◆ WHAT YOU NEED TO DO
The material below should be written out in full and exactly; pictures stay out of the copy.

(Recorded data)
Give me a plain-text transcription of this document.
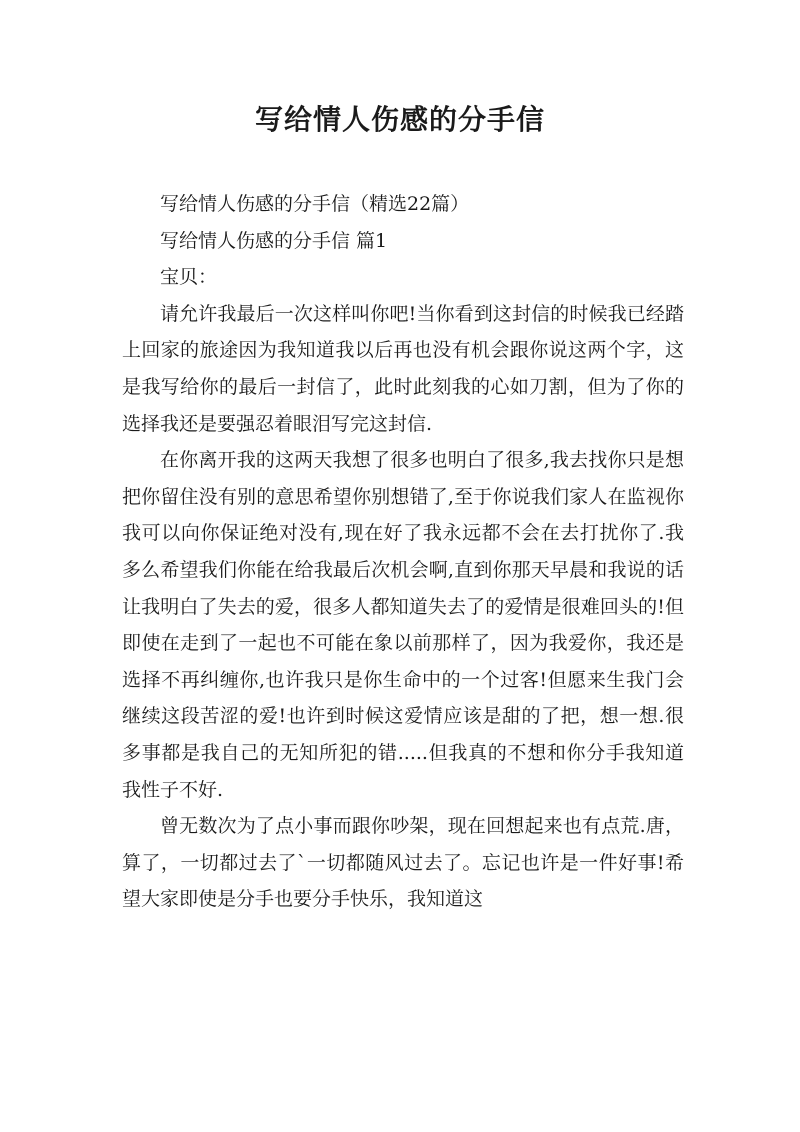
写给情人伤感的分手信

写给情人伤感的分手信（精选22篇）

写给情人伤感的分手信 篇1

宝贝：

请允许我最后一次这样叫你吧!当你看到这封信的时候我已经踏上回家的旅途因为我知道我以后再也没有机会跟你说这两个字，这是我写给你的最后一封信了，此时此刻我的心如刀割，但为了你的选择我还是要强忍着眼泪写完这封信.

在你离开我的这两天我想了很多也明白了很多,我去找你只是想把你留住没有别的意思希望你别想错了,至于你说我们家人在监视你我可以向你保证绝对没有,现在好了我永远都不会在去打扰你了.我多么希望我们你能在给我最后次机会啊,直到你那天早晨和我说的话让我明白了失去的爱，很多人都知道失去了的爱情是很难回头的!但即使在走到了一起也不可能在象以前那样了，因为我爱你，我还是选择不再纠缠你,也许我只是你生命中的一个过客!但愿来生我门会继续这段苦涩的爱!也许到时候这爱情应该是甜的了把，想一想.很多事都是我自己的无知所犯的错.....但我真的不想和你分手我知道我性子不好.

曾无数次为了点小事而跟你吵架，现在回想起来也有点荒.唐，算了，一切都过去了`一切都随风过去了。忘记也许是一件好事!希望大家即使是分手也要分手快乐，我知道这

◆ RESPONSE TO THE TASK
Give me a plain-text transcription of this document.
写给情人伤感的分手信

写给情人伤感的分手信（精选22篇）

写给情人伤感的分手信 篇1

宝贝：

请允许我最后一次这样叫你吧!当你看到这封信的时候我已经踏上回家的旅途因为我知道我以后再也没有机会跟你说这两个字，这是我写给你的最后一封信了，此时此刻我的心如刀割，但为了你的选择我还是要强忍着眼泪写完这封信.

在你离开我的这两天我想了很多也明白了很多,我去找你只是想把你留住没有别的意思希望你别想错了,至于你说我们家人在监视你我可以向你保证绝对没有,现在好了我永远都不会在去打扰你了.我多么希望我们你能在给我最后次机会啊,直到你那天早晨和我说的话让我明白了失去的爱，很多人都知道失去了的爱情是很难回头的!但即使在走到了一起也不可能在象以前那样了，因为我爱你，我还是选择不再纠缠你,也许我只是你生命中的一个过客!但愿来生我门会继续这段苦涩的爱!也许到时候这爱情应该是甜的了把，想一想.很多事都是我自己的无知所犯的错.....但我真的不想和你分手我知道我性子不好.

曾无数次为了点小事而跟你吵架，现在回想起来也有点荒.唐，算了，一切都过去了`一切都随风过去了。忘记也许是一件好事!希望大家即使是分手也要分手快乐，我知道这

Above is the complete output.